Do this: Reproduce all entries word for word.

Items:
>>>>>

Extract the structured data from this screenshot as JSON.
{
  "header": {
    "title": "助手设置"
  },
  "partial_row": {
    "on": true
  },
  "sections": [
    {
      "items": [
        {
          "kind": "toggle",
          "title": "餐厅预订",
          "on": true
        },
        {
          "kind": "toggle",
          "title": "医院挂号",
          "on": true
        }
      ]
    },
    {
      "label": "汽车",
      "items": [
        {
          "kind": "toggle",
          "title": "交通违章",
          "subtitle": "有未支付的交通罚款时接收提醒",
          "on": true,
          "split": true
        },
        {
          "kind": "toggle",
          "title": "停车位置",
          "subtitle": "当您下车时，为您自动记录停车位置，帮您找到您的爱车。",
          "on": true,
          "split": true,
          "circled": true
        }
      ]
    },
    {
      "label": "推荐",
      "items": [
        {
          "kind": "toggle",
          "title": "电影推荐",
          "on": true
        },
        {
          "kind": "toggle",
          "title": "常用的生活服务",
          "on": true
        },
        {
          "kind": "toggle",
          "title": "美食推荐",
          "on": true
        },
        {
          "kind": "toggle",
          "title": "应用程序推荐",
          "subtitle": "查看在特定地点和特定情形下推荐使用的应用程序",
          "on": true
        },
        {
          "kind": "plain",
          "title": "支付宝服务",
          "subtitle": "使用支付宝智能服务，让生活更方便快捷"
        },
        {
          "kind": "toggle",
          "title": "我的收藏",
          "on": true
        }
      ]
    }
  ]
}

<<<<<

Exercise result:
Extract the structured data from this screenshot as JSON.
{
  "header": {
    "title": "助手设置"
  },
  "partial_row": {
    "on": true
  },
  "sections": [
    {
      "items": [
        {
          "kind": "toggle",
          "title": "餐厅预订",
          "on": true
        },
        {
          "kind": "toggle",
          "title": "医院挂号",
          "on": true
        }
      ]
    },
    {
      "label": "汽车",
      "items": [
        {
          "kind": "toggle",
          "title": "交通违章",
          "subtitle": "有未支付的交通罚款时接收提醒",
          "on": true,
          "split": true
        },
        {
          "kind": "toggle",
          "title": "停车位置",
          "subtitle": "当您下车时，为您自动记录停车位置，帮您找到您的爱车。",
          "on": true,
          "split": true,
          "circled": true
        }
      ]
    },
    {
      "label": "推荐",
      "items": [
        {
          "kind": "toggle",
          "title": "电影推荐",
          "on": true
        },
        {
          "kind": "toggle",
          "title": "常用的生活服务",
          "on": true
        },
        {
          "kind": "toggle",
          "title": "美食推荐",
          "on": true
        },
        {
          "kind": "toggle",
          "title": "应用程序推荐",
          "subtitle": "查看在特定地点和特定情形下推荐使用的应用程序",
          "on": true
        },
        {
          "kind": "plain",
          "title": "支付宝服务",
          "subtitle": "使用支付宝智能服务，让生活更方便快捷"
        },
        {
          "kind": "toggle",
          "title": "我的收藏",
          "on": true
        }
      ]
    }
  ]
}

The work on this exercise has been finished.